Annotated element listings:
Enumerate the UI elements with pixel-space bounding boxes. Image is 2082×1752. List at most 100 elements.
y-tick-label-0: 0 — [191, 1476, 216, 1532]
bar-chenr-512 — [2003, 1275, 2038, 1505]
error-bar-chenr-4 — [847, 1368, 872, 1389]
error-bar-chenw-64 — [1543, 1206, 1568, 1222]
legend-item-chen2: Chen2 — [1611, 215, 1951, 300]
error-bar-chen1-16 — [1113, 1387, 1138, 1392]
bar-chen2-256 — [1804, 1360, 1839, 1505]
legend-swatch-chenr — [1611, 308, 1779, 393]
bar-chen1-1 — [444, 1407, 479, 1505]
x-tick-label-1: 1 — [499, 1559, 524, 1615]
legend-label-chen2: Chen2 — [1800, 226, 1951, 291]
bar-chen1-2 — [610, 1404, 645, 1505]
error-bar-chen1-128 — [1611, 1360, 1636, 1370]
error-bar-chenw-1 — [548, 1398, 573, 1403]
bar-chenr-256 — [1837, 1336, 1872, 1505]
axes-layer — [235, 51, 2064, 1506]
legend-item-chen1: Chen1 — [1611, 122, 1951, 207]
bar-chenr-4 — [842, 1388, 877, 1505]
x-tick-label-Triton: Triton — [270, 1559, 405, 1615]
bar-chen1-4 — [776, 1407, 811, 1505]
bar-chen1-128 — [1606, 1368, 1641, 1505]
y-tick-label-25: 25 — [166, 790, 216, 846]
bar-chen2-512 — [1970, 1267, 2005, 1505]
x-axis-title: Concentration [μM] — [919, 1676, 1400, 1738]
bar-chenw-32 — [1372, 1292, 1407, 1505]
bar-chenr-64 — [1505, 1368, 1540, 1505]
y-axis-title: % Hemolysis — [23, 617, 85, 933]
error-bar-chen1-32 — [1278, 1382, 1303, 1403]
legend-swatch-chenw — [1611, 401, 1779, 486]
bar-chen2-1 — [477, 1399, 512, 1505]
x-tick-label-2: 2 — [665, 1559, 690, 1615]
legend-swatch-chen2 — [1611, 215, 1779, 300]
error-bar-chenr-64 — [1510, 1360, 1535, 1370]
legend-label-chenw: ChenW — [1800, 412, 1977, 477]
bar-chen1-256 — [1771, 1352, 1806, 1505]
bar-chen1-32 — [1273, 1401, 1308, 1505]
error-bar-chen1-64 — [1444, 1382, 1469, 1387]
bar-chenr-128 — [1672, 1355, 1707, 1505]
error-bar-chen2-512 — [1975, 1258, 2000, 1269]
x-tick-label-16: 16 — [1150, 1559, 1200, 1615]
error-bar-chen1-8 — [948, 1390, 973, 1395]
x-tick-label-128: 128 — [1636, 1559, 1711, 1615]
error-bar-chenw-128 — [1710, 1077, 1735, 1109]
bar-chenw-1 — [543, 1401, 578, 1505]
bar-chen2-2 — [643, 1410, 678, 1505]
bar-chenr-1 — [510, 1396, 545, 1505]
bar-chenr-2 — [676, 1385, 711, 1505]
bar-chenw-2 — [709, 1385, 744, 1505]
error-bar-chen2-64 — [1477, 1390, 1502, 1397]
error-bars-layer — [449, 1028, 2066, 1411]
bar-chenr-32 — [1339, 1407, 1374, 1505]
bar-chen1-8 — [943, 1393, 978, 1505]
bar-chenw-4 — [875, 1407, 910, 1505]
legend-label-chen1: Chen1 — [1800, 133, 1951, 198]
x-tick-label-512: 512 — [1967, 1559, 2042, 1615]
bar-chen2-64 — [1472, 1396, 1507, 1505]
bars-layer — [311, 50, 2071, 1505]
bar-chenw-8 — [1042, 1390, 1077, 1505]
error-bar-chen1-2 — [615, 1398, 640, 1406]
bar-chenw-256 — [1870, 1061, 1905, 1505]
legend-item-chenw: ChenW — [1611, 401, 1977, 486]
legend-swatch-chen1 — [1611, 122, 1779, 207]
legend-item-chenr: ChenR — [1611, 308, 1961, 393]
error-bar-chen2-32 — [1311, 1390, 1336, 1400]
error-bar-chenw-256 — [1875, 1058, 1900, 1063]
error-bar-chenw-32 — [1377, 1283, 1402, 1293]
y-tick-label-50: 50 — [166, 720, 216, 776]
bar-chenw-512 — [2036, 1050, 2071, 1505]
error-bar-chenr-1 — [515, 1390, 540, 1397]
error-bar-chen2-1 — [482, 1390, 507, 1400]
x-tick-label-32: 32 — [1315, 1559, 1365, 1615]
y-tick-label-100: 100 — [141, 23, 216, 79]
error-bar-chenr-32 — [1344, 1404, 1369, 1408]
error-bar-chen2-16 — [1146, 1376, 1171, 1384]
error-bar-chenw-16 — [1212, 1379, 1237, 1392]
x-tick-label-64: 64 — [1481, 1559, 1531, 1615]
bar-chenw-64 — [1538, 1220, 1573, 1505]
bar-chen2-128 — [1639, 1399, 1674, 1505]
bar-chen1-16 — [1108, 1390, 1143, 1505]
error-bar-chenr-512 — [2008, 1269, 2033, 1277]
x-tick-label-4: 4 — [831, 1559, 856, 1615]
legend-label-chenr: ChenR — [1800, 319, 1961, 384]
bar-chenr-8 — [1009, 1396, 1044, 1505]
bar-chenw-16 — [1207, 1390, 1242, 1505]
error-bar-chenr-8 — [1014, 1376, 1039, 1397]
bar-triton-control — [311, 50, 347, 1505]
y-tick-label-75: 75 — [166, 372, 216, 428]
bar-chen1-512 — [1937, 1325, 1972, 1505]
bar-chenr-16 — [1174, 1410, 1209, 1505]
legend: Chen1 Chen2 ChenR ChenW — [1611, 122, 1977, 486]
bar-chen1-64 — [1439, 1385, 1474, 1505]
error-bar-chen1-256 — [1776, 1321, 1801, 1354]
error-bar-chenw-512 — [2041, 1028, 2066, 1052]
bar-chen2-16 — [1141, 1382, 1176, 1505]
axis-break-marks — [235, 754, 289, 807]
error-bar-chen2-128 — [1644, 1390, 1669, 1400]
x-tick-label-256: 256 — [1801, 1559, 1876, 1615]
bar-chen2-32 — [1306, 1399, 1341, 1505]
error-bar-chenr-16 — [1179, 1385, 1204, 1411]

▶ [WORK TO DO] Transcribe every line of the records above, character for character.

▶ [COMPLETED EXERCISE]
Enumerate the UI elements with pixel-space bounding boxes. Image is 2082×1752. List at most 100 elements.
y-tick-label-0: 0 — [191, 1476, 216, 1532]
bar-chenr-512 — [2003, 1275, 2038, 1505]
error-bar-chenr-4 — [847, 1368, 872, 1389]
error-bar-chenw-64 — [1543, 1206, 1568, 1222]
legend-item-chen2: Chen2 — [1611, 215, 1951, 300]
error-bar-chen1-16 — [1113, 1387, 1138, 1392]
bar-chen2-256 — [1804, 1360, 1839, 1505]
legend-swatch-chenr — [1611, 308, 1779, 393]
bar-chen1-1 — [444, 1407, 479, 1505]
x-tick-label-1: 1 — [499, 1559, 524, 1615]
legend-label-chen2: Chen2 — [1800, 226, 1951, 291]
bar-chen1-2 — [610, 1404, 645, 1505]
error-bar-chen1-128 — [1611, 1360, 1636, 1370]
error-bar-chenw-1 — [548, 1398, 573, 1403]
bar-chenr-256 — [1837, 1336, 1872, 1505]
axes-layer — [235, 51, 2064, 1506]
legend-item-chen1: Chen1 — [1611, 122, 1951, 207]
bar-chenr-4 — [842, 1388, 877, 1505]
x-tick-label-Triton: Triton — [270, 1559, 405, 1615]
bar-chen1-4 — [776, 1407, 811, 1505]
bar-chen1-128 — [1606, 1368, 1641, 1505]
y-tick-label-25: 25 — [166, 790, 216, 846]
bar-chen2-512 — [1970, 1267, 2005, 1505]
x-axis-title: Concentration [μM] — [919, 1676, 1400, 1738]
bar-chenw-32 — [1372, 1292, 1407, 1505]
bar-chenr-64 — [1505, 1368, 1540, 1505]
y-axis-title: % Hemolysis — [23, 617, 85, 933]
error-bar-chen1-32 — [1278, 1382, 1303, 1403]
legend-swatch-chenw — [1611, 401, 1779, 486]
bar-chen2-1 — [477, 1399, 512, 1505]
x-tick-label-2: 2 — [665, 1559, 690, 1615]
legend-swatch-chen2 — [1611, 215, 1779, 300]
error-bar-chenr-64 — [1510, 1360, 1535, 1370]
legend-label-chenw: ChenW — [1800, 412, 1977, 477]
bar-chen1-256 — [1771, 1352, 1806, 1505]
bar-chen1-32 — [1273, 1401, 1308, 1505]
error-bar-chen1-64 — [1444, 1382, 1469, 1387]
bar-chenr-128 — [1672, 1355, 1707, 1505]
error-bar-chen2-512 — [1975, 1258, 2000, 1269]
x-tick-label-16: 16 — [1150, 1559, 1200, 1615]
error-bar-chen1-8 — [948, 1390, 973, 1395]
x-tick-label-128: 128 — [1636, 1559, 1711, 1615]
error-bar-chenw-128 — [1710, 1077, 1735, 1109]
bar-chenw-1 — [543, 1401, 578, 1505]
bar-chen2-2 — [643, 1410, 678, 1505]
bar-chenr-1 — [510, 1396, 545, 1505]
bar-chenr-2 — [676, 1385, 711, 1505]
bar-chenw-2 — [709, 1385, 744, 1505]
error-bar-chen2-64 — [1477, 1390, 1502, 1397]
error-bars-layer — [449, 1028, 2066, 1411]
bar-chenr-32 — [1339, 1407, 1374, 1505]
bar-chen1-8 — [943, 1393, 978, 1505]
bar-chenw-4 — [875, 1407, 910, 1505]
legend-label-chen1: Chen1 — [1800, 133, 1951, 198]
x-tick-label-512: 512 — [1967, 1559, 2042, 1615]
bar-chen2-64 — [1472, 1396, 1507, 1505]
bars-layer — [311, 50, 2071, 1505]
bar-chenw-8 — [1042, 1390, 1077, 1505]
error-bar-chen1-2 — [615, 1398, 640, 1406]
bar-chenw-256 — [1870, 1061, 1905, 1505]
legend-item-chenw: ChenW — [1611, 401, 1977, 486]
legend-swatch-chen1 — [1611, 122, 1779, 207]
legend-item-chenr: ChenR — [1611, 308, 1961, 393]
error-bar-chen2-32 — [1311, 1390, 1336, 1400]
error-bar-chenw-256 — [1875, 1058, 1900, 1063]
error-bar-chenw-32 — [1377, 1283, 1402, 1293]
y-tick-label-50: 50 — [166, 720, 216, 776]
bar-chenw-512 — [2036, 1050, 2071, 1505]
error-bar-chenr-1 — [515, 1390, 540, 1397]
error-bar-chen2-1 — [482, 1390, 507, 1400]
x-tick-label-32: 32 — [1315, 1559, 1365, 1615]
y-tick-label-100: 100 — [141, 23, 216, 79]
error-bar-chenr-32 — [1344, 1404, 1369, 1408]
error-bar-chen2-16 — [1146, 1376, 1171, 1384]
error-bar-chenw-16 — [1212, 1379, 1237, 1392]
x-tick-label-64: 64 — [1481, 1559, 1531, 1615]
bar-chenw-64 — [1538, 1220, 1573, 1505]
bar-chen2-128 — [1639, 1399, 1674, 1505]
bar-chen1-16 — [1108, 1390, 1143, 1505]
error-bar-chenr-512 — [2008, 1269, 2033, 1277]
x-tick-label-4: 4 — [831, 1559, 856, 1615]
legend-label-chenr: ChenR — [1800, 319, 1961, 384]
bar-chenr-8 — [1009, 1396, 1044, 1505]
bar-chenw-16 — [1207, 1390, 1242, 1505]
error-bar-chenr-8 — [1014, 1376, 1039, 1397]
bar-triton-control — [311, 50, 347, 1505]
y-tick-label-75: 75 — [166, 372, 216, 428]
bar-chen1-512 — [1937, 1325, 1972, 1505]
bar-chenr-16 — [1174, 1410, 1209, 1505]
legend: Chen1 Chen2 ChenR ChenW — [1611, 122, 1977, 486]
bar-chen1-64 — [1439, 1385, 1474, 1505]
error-bar-chen1-256 — [1776, 1321, 1801, 1354]
error-bar-chenw-512 — [2041, 1028, 2066, 1052]
bar-chen2-16 — [1141, 1382, 1176, 1505]
axis-break-marks — [235, 754, 289, 807]
error-bar-chen2-128 — [1644, 1390, 1669, 1400]
x-tick-label-256: 256 — [1801, 1559, 1876, 1615]
bar-chen2-32 — [1306, 1399, 1341, 1505]
error-bar-chenr-16 — [1179, 1385, 1204, 1411]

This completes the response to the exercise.